## Problem details
Using the data below, determine the number of lines that include the string "type". Write only that number.

## Material to process
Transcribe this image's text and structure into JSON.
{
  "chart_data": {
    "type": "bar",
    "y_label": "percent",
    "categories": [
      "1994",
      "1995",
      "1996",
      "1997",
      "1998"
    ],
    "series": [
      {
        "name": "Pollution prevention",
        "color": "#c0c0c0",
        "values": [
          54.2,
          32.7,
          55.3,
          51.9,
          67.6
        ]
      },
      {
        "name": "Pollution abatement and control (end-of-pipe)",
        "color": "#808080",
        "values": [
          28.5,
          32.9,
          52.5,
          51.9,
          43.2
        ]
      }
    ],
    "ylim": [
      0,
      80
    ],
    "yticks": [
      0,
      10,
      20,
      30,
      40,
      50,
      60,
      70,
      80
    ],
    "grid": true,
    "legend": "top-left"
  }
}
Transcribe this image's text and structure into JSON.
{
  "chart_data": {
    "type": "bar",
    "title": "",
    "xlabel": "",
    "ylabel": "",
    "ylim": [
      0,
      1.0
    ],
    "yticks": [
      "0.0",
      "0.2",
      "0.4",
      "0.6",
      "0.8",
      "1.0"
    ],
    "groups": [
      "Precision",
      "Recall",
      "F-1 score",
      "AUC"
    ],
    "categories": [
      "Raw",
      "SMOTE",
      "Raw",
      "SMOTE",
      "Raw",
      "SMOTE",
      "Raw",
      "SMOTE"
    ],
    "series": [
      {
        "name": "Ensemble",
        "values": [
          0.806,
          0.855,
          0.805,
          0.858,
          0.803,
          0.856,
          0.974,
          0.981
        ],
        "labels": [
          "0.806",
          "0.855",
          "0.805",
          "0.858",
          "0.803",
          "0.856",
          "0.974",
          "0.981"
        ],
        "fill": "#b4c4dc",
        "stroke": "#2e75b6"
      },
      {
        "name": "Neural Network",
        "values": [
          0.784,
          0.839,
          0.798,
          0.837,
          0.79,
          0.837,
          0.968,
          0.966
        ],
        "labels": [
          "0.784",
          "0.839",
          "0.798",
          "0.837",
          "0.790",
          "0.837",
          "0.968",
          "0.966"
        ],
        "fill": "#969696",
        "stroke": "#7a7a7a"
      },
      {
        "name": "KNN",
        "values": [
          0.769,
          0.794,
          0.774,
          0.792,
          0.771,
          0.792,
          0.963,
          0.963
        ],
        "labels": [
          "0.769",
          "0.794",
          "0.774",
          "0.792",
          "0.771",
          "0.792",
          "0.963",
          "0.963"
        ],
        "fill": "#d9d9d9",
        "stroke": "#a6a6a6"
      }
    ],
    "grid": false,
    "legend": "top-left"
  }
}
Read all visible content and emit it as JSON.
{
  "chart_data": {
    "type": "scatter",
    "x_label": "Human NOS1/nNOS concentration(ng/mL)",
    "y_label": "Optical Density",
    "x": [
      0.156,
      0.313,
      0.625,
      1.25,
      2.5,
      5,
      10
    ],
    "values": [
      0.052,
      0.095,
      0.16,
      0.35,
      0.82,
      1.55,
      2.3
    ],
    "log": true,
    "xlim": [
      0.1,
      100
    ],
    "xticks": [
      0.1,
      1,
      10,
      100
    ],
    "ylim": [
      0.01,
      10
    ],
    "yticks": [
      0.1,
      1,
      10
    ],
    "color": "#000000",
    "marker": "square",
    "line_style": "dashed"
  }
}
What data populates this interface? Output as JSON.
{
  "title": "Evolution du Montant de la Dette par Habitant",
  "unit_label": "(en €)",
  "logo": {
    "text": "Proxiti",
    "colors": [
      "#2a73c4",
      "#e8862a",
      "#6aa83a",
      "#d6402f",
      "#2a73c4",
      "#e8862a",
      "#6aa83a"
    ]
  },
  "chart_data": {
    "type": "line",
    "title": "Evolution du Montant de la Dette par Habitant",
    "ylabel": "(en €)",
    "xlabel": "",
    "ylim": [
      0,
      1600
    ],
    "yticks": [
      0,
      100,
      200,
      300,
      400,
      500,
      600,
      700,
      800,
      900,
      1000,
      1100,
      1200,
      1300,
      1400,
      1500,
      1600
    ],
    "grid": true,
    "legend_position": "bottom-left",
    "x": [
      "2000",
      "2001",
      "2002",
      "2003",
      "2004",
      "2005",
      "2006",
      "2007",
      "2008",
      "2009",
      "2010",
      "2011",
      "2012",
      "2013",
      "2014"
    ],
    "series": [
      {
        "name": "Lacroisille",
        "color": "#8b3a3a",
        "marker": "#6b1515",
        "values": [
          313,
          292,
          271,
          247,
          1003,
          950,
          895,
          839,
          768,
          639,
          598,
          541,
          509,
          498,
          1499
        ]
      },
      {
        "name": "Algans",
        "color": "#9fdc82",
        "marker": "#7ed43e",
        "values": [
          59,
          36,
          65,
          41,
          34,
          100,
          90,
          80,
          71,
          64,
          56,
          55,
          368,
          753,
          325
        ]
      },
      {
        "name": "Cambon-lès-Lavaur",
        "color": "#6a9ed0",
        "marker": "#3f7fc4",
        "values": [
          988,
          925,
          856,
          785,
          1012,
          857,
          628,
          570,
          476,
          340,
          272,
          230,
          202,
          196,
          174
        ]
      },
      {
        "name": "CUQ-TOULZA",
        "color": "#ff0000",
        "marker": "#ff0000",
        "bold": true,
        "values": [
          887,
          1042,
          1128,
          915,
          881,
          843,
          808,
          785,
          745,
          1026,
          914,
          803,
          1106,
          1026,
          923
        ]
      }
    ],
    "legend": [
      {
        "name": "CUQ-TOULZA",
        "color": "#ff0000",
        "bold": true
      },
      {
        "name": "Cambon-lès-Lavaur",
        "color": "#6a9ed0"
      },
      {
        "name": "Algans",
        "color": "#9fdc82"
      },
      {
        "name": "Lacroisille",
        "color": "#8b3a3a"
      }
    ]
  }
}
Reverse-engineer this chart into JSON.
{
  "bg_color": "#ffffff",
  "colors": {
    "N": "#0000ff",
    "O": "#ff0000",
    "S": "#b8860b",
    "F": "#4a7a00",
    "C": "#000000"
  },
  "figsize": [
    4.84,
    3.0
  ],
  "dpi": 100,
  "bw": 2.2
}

## Solution to the exercise
4